*Instructions for the task*:
Below are some records. Pull every line that contains the word "hope".

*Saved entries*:
↓↓↓

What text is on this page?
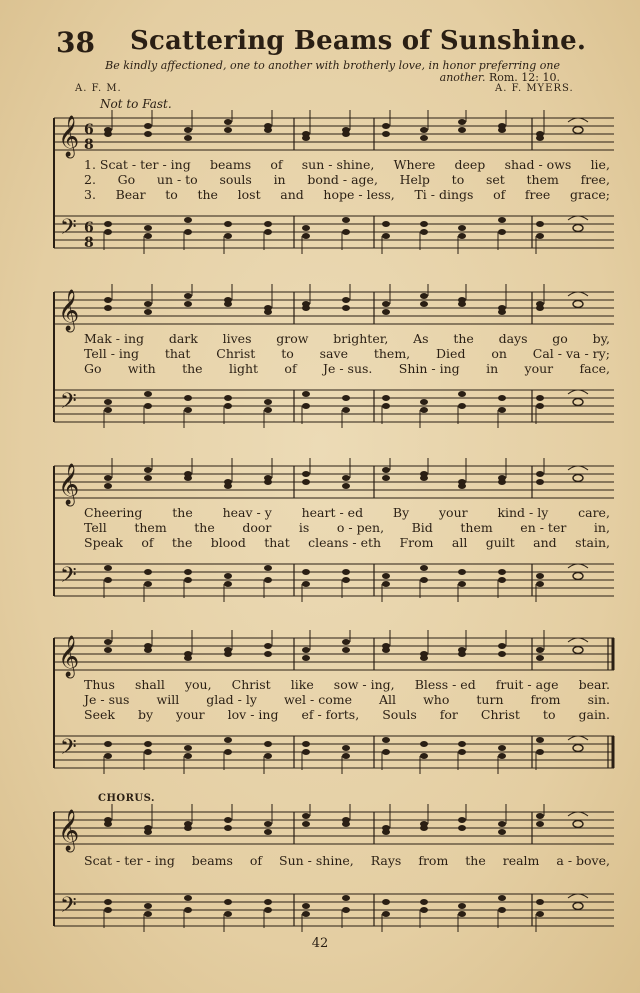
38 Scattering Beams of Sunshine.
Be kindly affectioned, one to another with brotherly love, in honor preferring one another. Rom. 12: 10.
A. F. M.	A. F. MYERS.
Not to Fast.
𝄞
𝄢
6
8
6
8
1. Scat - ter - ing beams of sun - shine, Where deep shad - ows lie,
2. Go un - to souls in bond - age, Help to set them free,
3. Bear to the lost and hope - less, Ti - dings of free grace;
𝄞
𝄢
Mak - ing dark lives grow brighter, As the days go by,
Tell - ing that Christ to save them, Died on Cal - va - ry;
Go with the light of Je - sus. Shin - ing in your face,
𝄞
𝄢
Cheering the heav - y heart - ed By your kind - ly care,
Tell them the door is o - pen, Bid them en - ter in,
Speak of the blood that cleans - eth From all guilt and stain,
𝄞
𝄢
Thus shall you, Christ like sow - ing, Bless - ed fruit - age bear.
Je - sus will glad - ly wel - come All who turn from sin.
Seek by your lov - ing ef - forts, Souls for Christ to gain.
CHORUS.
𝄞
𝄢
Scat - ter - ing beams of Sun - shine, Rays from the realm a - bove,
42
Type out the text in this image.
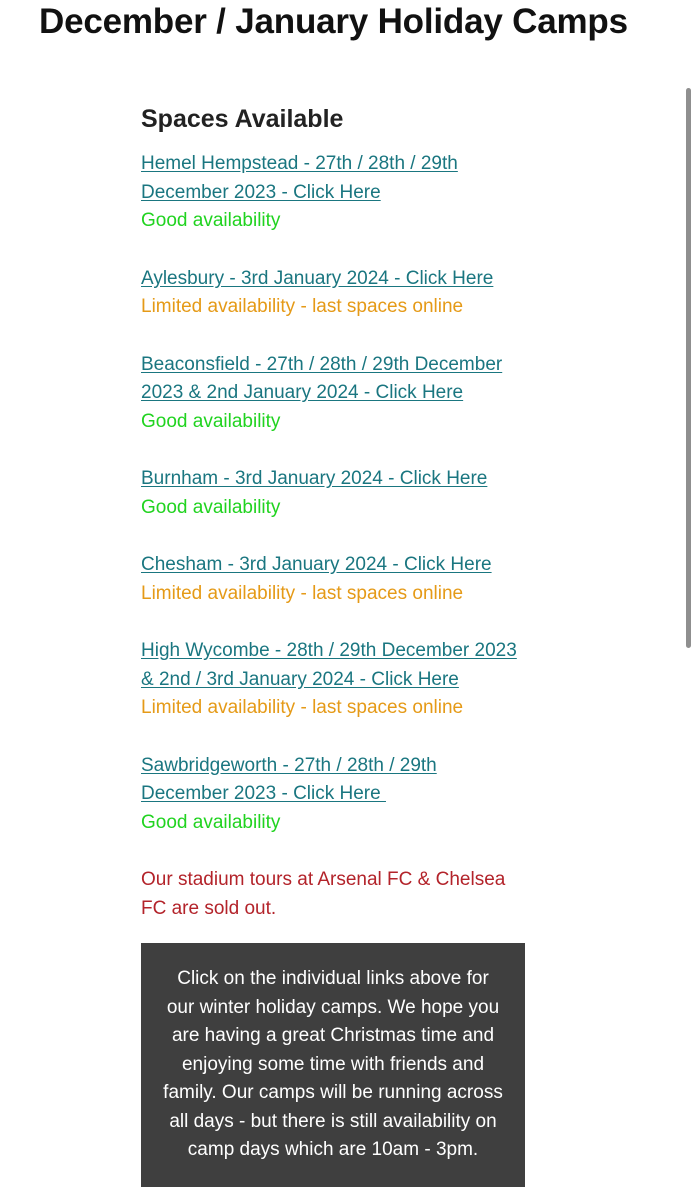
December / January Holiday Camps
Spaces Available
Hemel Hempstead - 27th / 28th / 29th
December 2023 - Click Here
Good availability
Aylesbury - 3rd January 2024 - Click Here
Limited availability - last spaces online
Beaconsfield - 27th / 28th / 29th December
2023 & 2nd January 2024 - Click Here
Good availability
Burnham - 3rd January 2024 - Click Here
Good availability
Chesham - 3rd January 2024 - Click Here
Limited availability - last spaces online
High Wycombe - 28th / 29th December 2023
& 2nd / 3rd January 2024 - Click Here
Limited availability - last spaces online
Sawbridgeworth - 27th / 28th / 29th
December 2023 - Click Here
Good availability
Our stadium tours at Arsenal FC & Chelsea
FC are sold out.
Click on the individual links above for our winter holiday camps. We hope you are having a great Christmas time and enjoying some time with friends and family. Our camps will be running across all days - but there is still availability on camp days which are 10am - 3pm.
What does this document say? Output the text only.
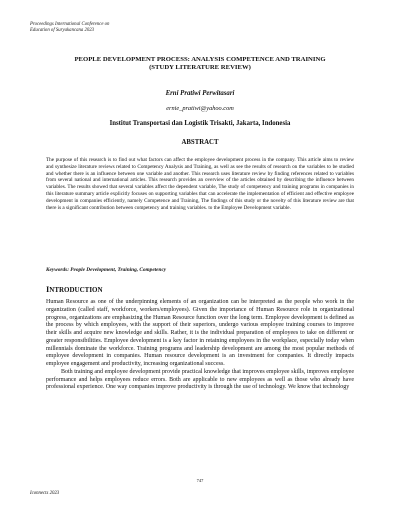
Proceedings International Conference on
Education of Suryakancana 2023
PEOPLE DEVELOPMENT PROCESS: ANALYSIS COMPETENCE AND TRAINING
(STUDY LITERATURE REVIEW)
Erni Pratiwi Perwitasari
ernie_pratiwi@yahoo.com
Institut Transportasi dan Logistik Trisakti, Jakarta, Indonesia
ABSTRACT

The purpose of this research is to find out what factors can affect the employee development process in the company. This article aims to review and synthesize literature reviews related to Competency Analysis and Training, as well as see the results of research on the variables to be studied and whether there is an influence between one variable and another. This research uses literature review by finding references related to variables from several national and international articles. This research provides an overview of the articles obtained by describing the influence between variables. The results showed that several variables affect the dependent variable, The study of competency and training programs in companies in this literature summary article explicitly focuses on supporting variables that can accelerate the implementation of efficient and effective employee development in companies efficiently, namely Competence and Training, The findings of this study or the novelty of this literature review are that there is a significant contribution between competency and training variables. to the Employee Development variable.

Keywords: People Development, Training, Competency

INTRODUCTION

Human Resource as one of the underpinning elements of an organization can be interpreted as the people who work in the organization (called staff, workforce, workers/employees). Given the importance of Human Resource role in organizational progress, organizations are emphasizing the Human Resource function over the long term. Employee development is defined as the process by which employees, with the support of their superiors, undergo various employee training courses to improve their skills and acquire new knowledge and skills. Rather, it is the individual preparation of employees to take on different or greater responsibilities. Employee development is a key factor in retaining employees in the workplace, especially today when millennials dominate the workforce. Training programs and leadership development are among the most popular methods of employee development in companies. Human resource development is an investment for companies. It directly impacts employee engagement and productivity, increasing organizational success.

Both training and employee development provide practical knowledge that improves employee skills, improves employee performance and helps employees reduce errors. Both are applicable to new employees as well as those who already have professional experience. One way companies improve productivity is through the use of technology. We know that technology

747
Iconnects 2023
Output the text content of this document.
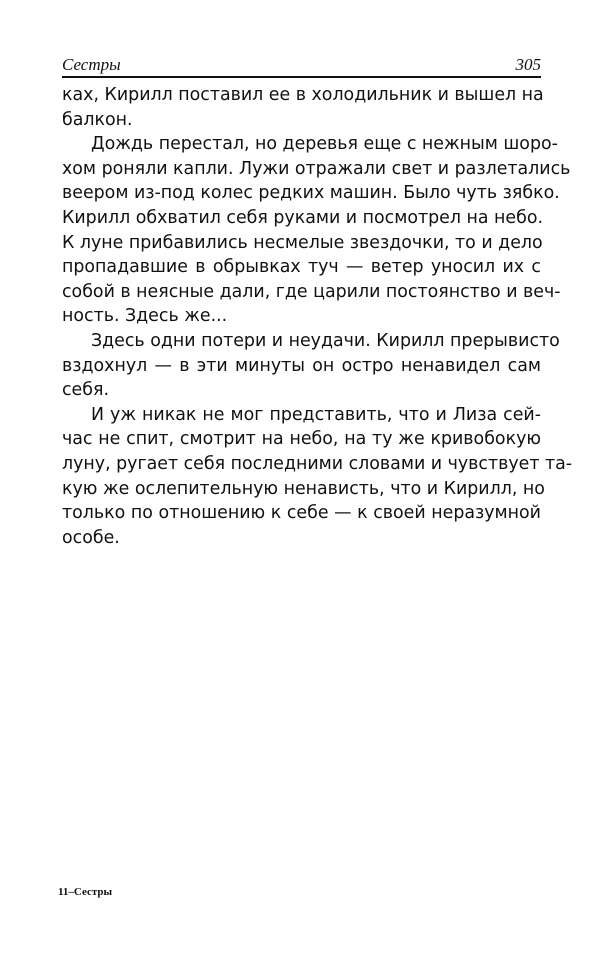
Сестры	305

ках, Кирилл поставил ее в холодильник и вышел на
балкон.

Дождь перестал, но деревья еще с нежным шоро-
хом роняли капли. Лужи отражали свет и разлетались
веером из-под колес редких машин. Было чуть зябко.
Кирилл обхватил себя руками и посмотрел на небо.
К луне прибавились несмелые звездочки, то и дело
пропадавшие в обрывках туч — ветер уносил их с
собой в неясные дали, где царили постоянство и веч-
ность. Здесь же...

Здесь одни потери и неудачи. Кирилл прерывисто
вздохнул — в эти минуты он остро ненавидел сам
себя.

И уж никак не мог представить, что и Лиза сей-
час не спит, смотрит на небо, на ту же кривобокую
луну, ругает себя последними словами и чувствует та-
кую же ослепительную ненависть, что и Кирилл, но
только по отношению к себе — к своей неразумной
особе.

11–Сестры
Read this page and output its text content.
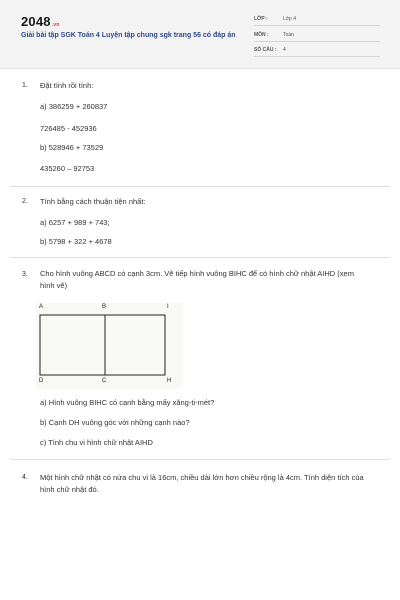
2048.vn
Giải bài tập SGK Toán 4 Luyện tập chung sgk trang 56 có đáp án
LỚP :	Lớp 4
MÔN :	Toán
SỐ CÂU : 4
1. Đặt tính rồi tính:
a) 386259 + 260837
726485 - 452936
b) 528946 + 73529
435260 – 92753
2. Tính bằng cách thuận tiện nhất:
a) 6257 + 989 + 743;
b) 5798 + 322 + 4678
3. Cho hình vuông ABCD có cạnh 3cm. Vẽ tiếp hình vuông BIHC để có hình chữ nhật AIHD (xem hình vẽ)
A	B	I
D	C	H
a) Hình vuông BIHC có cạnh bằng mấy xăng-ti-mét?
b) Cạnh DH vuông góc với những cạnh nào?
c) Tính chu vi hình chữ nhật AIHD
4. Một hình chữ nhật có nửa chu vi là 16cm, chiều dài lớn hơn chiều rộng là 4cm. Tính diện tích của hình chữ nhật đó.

↑↑↑

*Worked solution*:
3. Bear to the lost and hope - less, Ti - dings of free grace;
Click on the individual links above for our winter holiday camps. We hope you are having a great Christmas time and enjoying some time with friends and family. Our camps will be running across all days - but there is still availability on camp days which are 10am - 3pm.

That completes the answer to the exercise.